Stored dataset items
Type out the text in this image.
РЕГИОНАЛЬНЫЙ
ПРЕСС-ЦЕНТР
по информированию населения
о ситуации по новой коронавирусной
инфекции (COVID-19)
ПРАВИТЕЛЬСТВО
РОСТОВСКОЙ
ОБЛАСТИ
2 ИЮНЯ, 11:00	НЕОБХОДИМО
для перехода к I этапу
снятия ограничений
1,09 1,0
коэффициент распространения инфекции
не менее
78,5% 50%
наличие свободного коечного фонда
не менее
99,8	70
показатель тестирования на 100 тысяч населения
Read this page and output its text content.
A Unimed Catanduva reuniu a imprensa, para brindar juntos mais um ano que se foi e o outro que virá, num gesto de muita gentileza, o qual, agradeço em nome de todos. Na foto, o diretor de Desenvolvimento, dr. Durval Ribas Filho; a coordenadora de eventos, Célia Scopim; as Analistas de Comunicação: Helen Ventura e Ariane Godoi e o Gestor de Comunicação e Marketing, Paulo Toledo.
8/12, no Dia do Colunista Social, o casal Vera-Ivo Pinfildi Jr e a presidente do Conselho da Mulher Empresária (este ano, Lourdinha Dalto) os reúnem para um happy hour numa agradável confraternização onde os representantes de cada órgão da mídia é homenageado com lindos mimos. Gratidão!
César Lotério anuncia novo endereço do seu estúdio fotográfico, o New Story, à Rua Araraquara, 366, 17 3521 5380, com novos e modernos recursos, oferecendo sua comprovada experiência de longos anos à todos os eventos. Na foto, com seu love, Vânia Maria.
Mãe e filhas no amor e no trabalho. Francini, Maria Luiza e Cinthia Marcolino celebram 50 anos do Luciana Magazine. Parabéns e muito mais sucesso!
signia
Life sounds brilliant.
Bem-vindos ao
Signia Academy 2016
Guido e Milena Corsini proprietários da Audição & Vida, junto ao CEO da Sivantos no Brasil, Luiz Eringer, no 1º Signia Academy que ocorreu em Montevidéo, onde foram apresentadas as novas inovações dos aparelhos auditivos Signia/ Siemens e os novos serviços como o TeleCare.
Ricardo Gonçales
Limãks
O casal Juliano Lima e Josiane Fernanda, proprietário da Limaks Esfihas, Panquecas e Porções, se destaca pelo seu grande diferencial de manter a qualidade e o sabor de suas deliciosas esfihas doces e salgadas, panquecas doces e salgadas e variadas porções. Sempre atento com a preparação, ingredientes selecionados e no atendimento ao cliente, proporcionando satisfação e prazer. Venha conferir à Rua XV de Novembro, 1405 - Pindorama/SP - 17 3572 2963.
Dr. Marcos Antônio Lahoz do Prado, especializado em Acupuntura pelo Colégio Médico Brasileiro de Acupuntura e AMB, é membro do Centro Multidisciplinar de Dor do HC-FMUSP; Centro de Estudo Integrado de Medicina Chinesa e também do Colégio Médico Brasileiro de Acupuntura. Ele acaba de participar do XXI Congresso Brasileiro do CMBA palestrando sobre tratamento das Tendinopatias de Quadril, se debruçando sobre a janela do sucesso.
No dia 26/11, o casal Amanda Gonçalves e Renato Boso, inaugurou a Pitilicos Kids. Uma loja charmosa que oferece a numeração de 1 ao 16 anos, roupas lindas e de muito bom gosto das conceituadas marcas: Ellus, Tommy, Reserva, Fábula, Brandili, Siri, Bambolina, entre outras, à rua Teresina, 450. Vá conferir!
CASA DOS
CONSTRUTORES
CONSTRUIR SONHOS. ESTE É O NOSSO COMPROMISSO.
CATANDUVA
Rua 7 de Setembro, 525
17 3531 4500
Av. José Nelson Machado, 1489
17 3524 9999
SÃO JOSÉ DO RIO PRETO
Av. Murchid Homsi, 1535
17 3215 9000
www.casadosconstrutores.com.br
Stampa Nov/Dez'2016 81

What is needed
Write the listing out again, exactly as it reads.

Solved exercise
Type out the text in this image.
РЕГИОНАЛЬНЫЙ
ПРЕСС-ЦЕНТР
по информированию населения
о ситуации по новой коронавирусной
инфекции (COVID-19)
ПРАВИТЕЛЬСТВО
РОСТОВСКОЙ
ОБЛАСТИ
2 ИЮНЯ, 11:00	НЕОБХОДИМО
для перехода к I этапу
снятия ограничений
1,09 1,0
коэффициент распространения инфекции
не менее
78,5% 50%
наличие свободного коечного фонда
не менее
99,8	70
показатель тестирования на 100 тысяч населения
Read this page and output its text content.
A Unimed Catanduva reuniu a imprensa, para brindar juntos mais um ano que se foi e o outro que virá, num gesto de muita gentileza, o qual, agradeço em nome de todos. Na foto, o diretor de Desenvolvimento, dr. Durval Ribas Filho; a coordenadora de eventos, Célia Scopim; as Analistas de Comunicação: Helen Ventura e Ariane Godoi e o Gestor de Comunicação e Marketing, Paulo Toledo.
8/12, no Dia do Colunista Social, o casal Vera-Ivo Pinfildi Jr e a presidente do Conselho da Mulher Empresária (este ano, Lourdinha Dalto) os reúnem para um happy hour numa agradável confraternização onde os representantes de cada órgão da mídia é homenageado com lindos mimos. Gratidão!
César Lotério anuncia novo endereço do seu estúdio fotográfico, o New Story, à Rua Araraquara, 366, 17 3521 5380, com novos e modernos recursos, oferecendo sua comprovada experiência de longos anos à todos os eventos. Na foto, com seu love, Vânia Maria.
Mãe e filhas no amor e no trabalho. Francini, Maria Luiza e Cinthia Marcolino celebram 50 anos do Luciana Magazine. Parabéns e muito mais sucesso!
signia
Life sounds brilliant.
Bem-vindos ao
Signia Academy 2016
Guido e Milena Corsini proprietários da Audição & Vida, junto ao CEO da Sivantos no Brasil, Luiz Eringer, no 1º Signia Academy que ocorreu em Montevidéo, onde foram apresentadas as novas inovações dos aparelhos auditivos Signia/ Siemens e os novos serviços como o TeleCare.
Ricardo Gonçales
Limãks
O casal Juliano Lima e Josiane Fernanda, proprietário da Limaks Esfihas, Panquecas e Porções, se destaca pelo seu grande diferencial de manter a qualidade e o sabor de suas deliciosas esfihas doces e salgadas, panquecas doces e salgadas e variadas porções. Sempre atento com a preparação, ingredientes selecionados e no atendimento ao cliente, proporcionando satisfação e prazer. Venha conferir à Rua XV de Novembro, 1405 - Pindorama/SP - 17 3572 2963.
Dr. Marcos Antônio Lahoz do Prado, especializado em Acupuntura pelo Colégio Médico Brasileiro de Acupuntura e AMB, é membro do Centro Multidisciplinar de Dor do HC-FMUSP; Centro de Estudo Integrado de Medicina Chinesa e também do Colégio Médico Brasileiro de Acupuntura. Ele acaba de participar do XXI Congresso Brasileiro do CMBA palestrando sobre tratamento das Tendinopatias de Quadril, se debruçando sobre a janela do sucesso.
No dia 26/11, o casal Amanda Gonçalves e Renato Boso, inaugurou a Pitilicos Kids. Uma loja charmosa que oferece a numeração de 1 ao 16 anos, roupas lindas e de muito bom gosto das conceituadas marcas: Ellus, Tommy, Reserva, Fábula, Brandili, Siri, Bambolina, entre outras, à rua Teresina, 450. Vá conferir!
CASA DOS
CONSTRUTORES
CONSTRUIR SONHOS. ESTE É O NOSSO COMPROMISSO.
CATANDUVA
Rua 7 de Setembro, 525
17 3531 4500
Av. José Nelson Machado, 1489
17 3524 9999
SÃO JOSÉ DO RIO PRETO
Av. Murchid Homsi, 1535
17 3215 9000
www.casadosconstrutores.com.br
Stampa Nov/Dez'2016 81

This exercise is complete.